* What the task asks *
Transcribe all of the records precisely as they are presented.

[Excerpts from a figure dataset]
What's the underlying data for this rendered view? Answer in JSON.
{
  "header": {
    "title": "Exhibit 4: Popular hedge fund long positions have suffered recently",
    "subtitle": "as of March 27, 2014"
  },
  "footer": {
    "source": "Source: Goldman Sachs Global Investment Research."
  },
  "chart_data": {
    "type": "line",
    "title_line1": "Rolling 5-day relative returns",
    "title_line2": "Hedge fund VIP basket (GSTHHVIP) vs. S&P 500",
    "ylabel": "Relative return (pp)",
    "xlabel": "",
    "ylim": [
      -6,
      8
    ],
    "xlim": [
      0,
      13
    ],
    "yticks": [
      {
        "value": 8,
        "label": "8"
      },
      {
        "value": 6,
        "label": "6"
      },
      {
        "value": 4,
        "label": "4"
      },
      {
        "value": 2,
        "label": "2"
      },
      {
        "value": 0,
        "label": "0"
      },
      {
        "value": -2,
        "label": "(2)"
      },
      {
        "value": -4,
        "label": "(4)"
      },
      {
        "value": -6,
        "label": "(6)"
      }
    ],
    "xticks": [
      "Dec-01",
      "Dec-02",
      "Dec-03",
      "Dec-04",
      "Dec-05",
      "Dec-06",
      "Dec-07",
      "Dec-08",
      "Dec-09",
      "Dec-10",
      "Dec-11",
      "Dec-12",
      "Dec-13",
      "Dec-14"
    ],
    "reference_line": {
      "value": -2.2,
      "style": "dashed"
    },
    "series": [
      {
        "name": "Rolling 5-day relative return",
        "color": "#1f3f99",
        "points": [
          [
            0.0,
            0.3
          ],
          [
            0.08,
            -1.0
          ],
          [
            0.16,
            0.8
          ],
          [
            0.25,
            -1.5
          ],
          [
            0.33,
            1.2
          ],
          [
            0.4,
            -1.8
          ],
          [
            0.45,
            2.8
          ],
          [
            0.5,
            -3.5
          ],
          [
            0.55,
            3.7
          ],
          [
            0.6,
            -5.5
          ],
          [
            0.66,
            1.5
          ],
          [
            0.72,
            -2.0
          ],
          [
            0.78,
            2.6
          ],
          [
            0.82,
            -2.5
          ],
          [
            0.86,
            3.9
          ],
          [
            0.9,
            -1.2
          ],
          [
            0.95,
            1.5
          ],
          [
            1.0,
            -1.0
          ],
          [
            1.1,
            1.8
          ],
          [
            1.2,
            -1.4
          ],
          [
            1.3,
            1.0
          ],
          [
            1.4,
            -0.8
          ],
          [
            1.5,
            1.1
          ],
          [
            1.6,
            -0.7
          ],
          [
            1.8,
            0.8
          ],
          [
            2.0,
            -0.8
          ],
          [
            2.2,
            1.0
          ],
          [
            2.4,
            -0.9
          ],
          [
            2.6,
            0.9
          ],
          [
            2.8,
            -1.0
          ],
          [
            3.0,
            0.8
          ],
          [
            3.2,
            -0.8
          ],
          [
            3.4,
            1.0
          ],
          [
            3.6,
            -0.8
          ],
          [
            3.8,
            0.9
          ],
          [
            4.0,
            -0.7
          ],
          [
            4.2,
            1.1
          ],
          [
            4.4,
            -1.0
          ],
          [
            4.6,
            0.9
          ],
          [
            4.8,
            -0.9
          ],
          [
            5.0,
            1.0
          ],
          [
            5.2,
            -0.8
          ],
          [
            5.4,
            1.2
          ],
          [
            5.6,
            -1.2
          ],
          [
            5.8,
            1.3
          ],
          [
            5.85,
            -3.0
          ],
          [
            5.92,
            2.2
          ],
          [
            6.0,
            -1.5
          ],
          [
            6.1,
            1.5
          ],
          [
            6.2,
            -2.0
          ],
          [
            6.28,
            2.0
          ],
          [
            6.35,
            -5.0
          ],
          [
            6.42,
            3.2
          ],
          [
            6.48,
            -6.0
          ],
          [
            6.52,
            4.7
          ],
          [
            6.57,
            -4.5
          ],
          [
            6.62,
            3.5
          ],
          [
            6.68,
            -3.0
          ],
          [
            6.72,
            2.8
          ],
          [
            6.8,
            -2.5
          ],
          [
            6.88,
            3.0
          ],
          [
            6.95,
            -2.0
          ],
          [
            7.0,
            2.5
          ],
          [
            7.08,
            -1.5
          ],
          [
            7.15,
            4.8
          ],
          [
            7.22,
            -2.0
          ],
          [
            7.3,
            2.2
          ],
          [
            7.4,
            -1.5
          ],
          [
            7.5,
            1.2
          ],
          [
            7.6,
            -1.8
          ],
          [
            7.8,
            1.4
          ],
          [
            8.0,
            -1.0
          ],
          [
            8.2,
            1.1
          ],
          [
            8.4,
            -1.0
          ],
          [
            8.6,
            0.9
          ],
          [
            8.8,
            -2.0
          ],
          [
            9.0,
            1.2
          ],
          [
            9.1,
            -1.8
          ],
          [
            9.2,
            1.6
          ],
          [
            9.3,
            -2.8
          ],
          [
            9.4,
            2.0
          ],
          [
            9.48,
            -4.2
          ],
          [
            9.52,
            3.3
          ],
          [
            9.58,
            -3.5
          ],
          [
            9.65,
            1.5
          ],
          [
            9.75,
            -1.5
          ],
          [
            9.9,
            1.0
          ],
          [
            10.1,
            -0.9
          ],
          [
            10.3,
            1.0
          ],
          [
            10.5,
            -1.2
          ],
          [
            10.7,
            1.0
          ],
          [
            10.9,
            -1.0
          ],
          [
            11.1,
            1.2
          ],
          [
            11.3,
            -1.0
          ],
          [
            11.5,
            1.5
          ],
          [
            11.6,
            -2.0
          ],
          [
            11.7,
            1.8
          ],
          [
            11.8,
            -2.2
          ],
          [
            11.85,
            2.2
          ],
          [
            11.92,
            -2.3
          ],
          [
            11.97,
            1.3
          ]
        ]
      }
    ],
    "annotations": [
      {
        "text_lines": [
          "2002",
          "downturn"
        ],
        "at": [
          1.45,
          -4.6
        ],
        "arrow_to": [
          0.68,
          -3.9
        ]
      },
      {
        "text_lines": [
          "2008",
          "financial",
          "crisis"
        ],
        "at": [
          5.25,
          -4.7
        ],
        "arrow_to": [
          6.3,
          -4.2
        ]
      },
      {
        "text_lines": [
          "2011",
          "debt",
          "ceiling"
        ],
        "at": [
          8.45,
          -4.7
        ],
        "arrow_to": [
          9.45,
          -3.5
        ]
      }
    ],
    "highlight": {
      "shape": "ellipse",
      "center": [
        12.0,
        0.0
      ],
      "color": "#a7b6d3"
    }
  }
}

* Expected output *
What's the underlying data for this rendered view? Answer in JSON.
{
  "header": {
    "title": "Exhibit 4: Popular hedge fund long positions have suffered recently",
    "subtitle": "as of March 27, 2014"
  },
  "footer": {
    "source": "Source: Goldman Sachs Global Investment Research."
  },
  "chart_data": {
    "type": "line",
    "title_line1": "Rolling 5-day relative returns",
    "title_line2": "Hedge fund VIP basket (GSTHHVIP) vs. S&P 500",
    "ylabel": "Relative return (pp)",
    "xlabel": "",
    "ylim": [
      -6,
      8
    ],
    "xlim": [
      0,
      13
    ],
    "yticks": [
      {
        "value": 8,
        "label": "8"
      },
      {
        "value": 6,
        "label": "6"
      },
      {
        "value": 4,
        "label": "4"
      },
      {
        "value": 2,
        "label": "2"
      },
      {
        "value": 0,
        "label": "0"
      },
      {
        "value": -2,
        "label": "(2)"
      },
      {
        "value": -4,
        "label": "(4)"
      },
      {
        "value": -6,
        "label": "(6)"
      }
    ],
    "xticks": [
      "Dec-01",
      "Dec-02",
      "Dec-03",
      "Dec-04",
      "Dec-05",
      "Dec-06",
      "Dec-07",
      "Dec-08",
      "Dec-09",
      "Dec-10",
      "Dec-11",
      "Dec-12",
      "Dec-13",
      "Dec-14"
    ],
    "reference_line": {
      "value": -2.2,
      "style": "dashed"
    },
    "series": [
      {
        "name": "Rolling 5-day relative return",
        "color": "#1f3f99",
        "points": [
          [
            0.0,
            0.3
          ],
          [
            0.08,
            -1.0
          ],
          [
            0.16,
            0.8
          ],
          [
            0.25,
            -1.5
          ],
          [
            0.33,
            1.2
          ],
          [
            0.4,
            -1.8
          ],
          [
            0.45,
            2.8
          ],
          [
            0.5,
            -3.5
          ],
          [
            0.55,
            3.7
          ],
          [
            0.6,
            -5.5
          ],
          [
            0.66,
            1.5
          ],
          [
            0.72,
            -2.0
          ],
          [
            0.78,
            2.6
          ],
          [
            0.82,
            -2.5
          ],
          [
            0.86,
            3.9
          ],
          [
            0.9,
            -1.2
          ],
          [
            0.95,
            1.5
          ],
          [
            1.0,
            -1.0
          ],
          [
            1.1,
            1.8
          ],
          [
            1.2,
            -1.4
          ],
          [
            1.3,
            1.0
          ],
          [
            1.4,
            -0.8
          ],
          [
            1.5,
            1.1
          ],
          [
            1.6,
            -0.7
          ],
          [
            1.8,
            0.8
          ],
          [
            2.0,
            -0.8
          ],
          [
            2.2,
            1.0
          ],
          [
            2.4,
            -0.9
          ],
          [
            2.6,
            0.9
          ],
          [
            2.8,
            -1.0
          ],
          [
            3.0,
            0.8
          ],
          [
            3.2,
            -0.8
          ],
          [
            3.4,
            1.0
          ],
          [
            3.6,
            -0.8
          ],
          [
            3.8,
            0.9
          ],
          [
            4.0,
            -0.7
          ],
          [
            4.2,
            1.1
          ],
          [
            4.4,
            -1.0
          ],
          [
            4.6,
            0.9
          ],
          [
            4.8,
            -0.9
          ],
          [
            5.0,
            1.0
          ],
          [
            5.2,
            -0.8
          ],
          [
            5.4,
            1.2
          ],
          [
            5.6,
            -1.2
          ],
          [
            5.8,
            1.3
          ],
          [
            5.85,
            -3.0
          ],
          [
            5.92,
            2.2
          ],
          [
            6.0,
            -1.5
          ],
          [
            6.1,
            1.5
          ],
          [
            6.2,
            -2.0
          ],
          [
            6.28,
            2.0
          ],
          [
            6.35,
            -5.0
          ],
          [
            6.42,
            3.2
          ],
          [
            6.48,
            -6.0
          ],
          [
            6.52,
            4.7
          ],
          [
            6.57,
            -4.5
          ],
          [
            6.62,
            3.5
          ],
          [
            6.68,
            -3.0
          ],
          [
            6.72,
            2.8
          ],
          [
            6.8,
            -2.5
          ],
          [
            6.88,
            3.0
          ],
          [
            6.95,
            -2.0
          ],
          [
            7.0,
            2.5
          ],
          [
            7.08,
            -1.5
          ],
          [
            7.15,
            4.8
          ],
          [
            7.22,
            -2.0
          ],
          [
            7.3,
            2.2
          ],
          [
            7.4,
            -1.5
          ],
          [
            7.5,
            1.2
          ],
          [
            7.6,
            -1.8
          ],
          [
            7.8,
            1.4
          ],
          [
            8.0,
            -1.0
          ],
          [
            8.2,
            1.1
          ],
          [
            8.4,
            -1.0
          ],
          [
            8.6,
            0.9
          ],
          [
            8.8,
            -2.0
          ],
          [
            9.0,
            1.2
          ],
          [
            9.1,
            -1.8
          ],
          [
            9.2,
            1.6
          ],
          [
            9.3,
            -2.8
          ],
          [
            9.4,
            2.0
          ],
          [
            9.48,
            -4.2
          ],
          [
            9.52,
            3.3
          ],
          [
            9.58,
            -3.5
          ],
          [
            9.65,
            1.5
          ],
          [
            9.75,
            -1.5
          ],
          [
            9.9,
            1.0
          ],
          [
            10.1,
            -0.9
          ],
          [
            10.3,
            1.0
          ],
          [
            10.5,
            -1.2
          ],
          [
            10.7,
            1.0
          ],
          [
            10.9,
            -1.0
          ],
          [
            11.1,
            1.2
          ],
          [
            11.3,
            -1.0
          ],
          [
            11.5,
            1.5
          ],
          [
            11.6,
            -2.0
          ],
          [
            11.7,
            1.8
          ],
          [
            11.8,
            -2.2
          ],
          [
            11.85,
            2.2
          ],
          [
            11.92,
            -2.3
          ],
          [
            11.97,
            1.3
          ]
        ]
      }
    ],
    "annotations": [
      {
        "text_lines": [
          "2002",
          "downturn"
        ],
        "at": [
          1.45,
          -4.6
        ],
        "arrow_to": [
          0.68,
          -3.9
        ]
      },
      {
        "text_lines": [
          "2008",
          "financial",
          "crisis"
        ],
        "at": [
          5.25,
          -4.7
        ],
        "arrow_to": [
          6.3,
          -4.2
        ]
      },
      {
        "text_lines": [
          "2011",
          "debt",
          "ceiling"
        ],
        "at": [
          8.45,
          -4.7
        ],
        "arrow_to": [
          9.45,
          -3.5
        ]
      }
    ],
    "highlight": {
      "shape": "ellipse",
      "center": [
        12.0,
        0.0
      ],
      "color": "#a7b6d3"
    }
  }
}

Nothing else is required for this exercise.